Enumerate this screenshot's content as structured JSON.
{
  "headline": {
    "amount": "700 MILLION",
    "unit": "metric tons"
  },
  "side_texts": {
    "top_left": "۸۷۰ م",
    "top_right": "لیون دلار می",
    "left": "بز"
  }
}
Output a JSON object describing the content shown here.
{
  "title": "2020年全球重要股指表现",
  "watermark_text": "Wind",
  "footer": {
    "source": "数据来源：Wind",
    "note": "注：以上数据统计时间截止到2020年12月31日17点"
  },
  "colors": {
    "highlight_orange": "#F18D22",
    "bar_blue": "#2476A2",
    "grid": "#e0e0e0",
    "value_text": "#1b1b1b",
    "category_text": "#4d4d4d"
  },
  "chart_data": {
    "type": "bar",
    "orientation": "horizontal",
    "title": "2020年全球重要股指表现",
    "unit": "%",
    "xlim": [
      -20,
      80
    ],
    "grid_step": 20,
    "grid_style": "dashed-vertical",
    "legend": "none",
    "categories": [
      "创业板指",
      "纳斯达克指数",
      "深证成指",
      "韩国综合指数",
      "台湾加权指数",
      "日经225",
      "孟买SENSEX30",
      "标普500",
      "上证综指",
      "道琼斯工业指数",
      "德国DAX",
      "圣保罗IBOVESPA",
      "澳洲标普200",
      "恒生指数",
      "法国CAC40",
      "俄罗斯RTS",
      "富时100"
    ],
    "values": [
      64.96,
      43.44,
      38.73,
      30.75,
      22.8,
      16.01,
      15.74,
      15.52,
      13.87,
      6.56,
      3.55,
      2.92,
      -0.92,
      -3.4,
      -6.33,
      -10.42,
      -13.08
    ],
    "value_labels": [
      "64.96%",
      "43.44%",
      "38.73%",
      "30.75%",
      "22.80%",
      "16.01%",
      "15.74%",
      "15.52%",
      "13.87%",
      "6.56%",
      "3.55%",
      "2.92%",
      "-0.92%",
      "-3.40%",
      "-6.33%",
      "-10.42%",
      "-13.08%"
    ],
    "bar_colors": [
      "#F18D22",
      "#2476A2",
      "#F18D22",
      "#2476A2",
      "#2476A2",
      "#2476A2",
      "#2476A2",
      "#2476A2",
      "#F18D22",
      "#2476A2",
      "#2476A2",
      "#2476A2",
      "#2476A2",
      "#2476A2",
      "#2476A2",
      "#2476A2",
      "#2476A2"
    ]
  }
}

-- To be done --
Exactly reproduce the material above.

-- Answer below --
Enumerate this screenshot's content as structured JSON.
{
  "headline": {
    "amount": "700 MILLION",
    "unit": "metric tons"
  },
  "side_texts": {
    "top_left": "۸۷۰ م",
    "top_right": "لیون دلار می",
    "left": "بز"
  }
}
Output a JSON object describing the content shown here.
{
  "title": "2020年全球重要股指表现",
  "watermark_text": "Wind",
  "footer": {
    "source": "数据来源：Wind",
    "note": "注：以上数据统计时间截止到2020年12月31日17点"
  },
  "colors": {
    "highlight_orange": "#F18D22",
    "bar_blue": "#2476A2",
    "grid": "#e0e0e0",
    "value_text": "#1b1b1b",
    "category_text": "#4d4d4d"
  },
  "chart_data": {
    "type": "bar",
    "orientation": "horizontal",
    "title": "2020年全球重要股指表现",
    "unit": "%",
    "xlim": [
      -20,
      80
    ],
    "grid_step": 20,
    "grid_style": "dashed-vertical",
    "legend": "none",
    "categories": [
      "创业板指",
      "纳斯达克指数",
      "深证成指",
      "韩国综合指数",
      "台湾加权指数",
      "日经225",
      "孟买SENSEX30",
      "标普500",
      "上证综指",
      "道琼斯工业指数",
      "德国DAX",
      "圣保罗IBOVESPA",
      "澳洲标普200",
      "恒生指数",
      "法国CAC40",
      "俄罗斯RTS",
      "富时100"
    ],
    "values": [
      64.96,
      43.44,
      38.73,
      30.75,
      22.8,
      16.01,
      15.74,
      15.52,
      13.87,
      6.56,
      3.55,
      2.92,
      -0.92,
      -3.4,
      -6.33,
      -10.42,
      -13.08
    ],
    "value_labels": [
      "64.96%",
      "43.44%",
      "38.73%",
      "30.75%",
      "22.80%",
      "16.01%",
      "15.74%",
      "15.52%",
      "13.87%",
      "6.56%",
      "3.55%",
      "2.92%",
      "-0.92%",
      "-3.40%",
      "-6.33%",
      "-10.42%",
      "-13.08%"
    ],
    "bar_colors": [
      "#F18D22",
      "#2476A2",
      "#F18D22",
      "#2476A2",
      "#2476A2",
      "#2476A2",
      "#2476A2",
      "#2476A2",
      "#F18D22",
      "#2476A2",
      "#2476A2",
      "#2476A2",
      "#2476A2",
      "#2476A2",
      "#2476A2",
      "#2476A2",
      "#2476A2"
    ]
  }
}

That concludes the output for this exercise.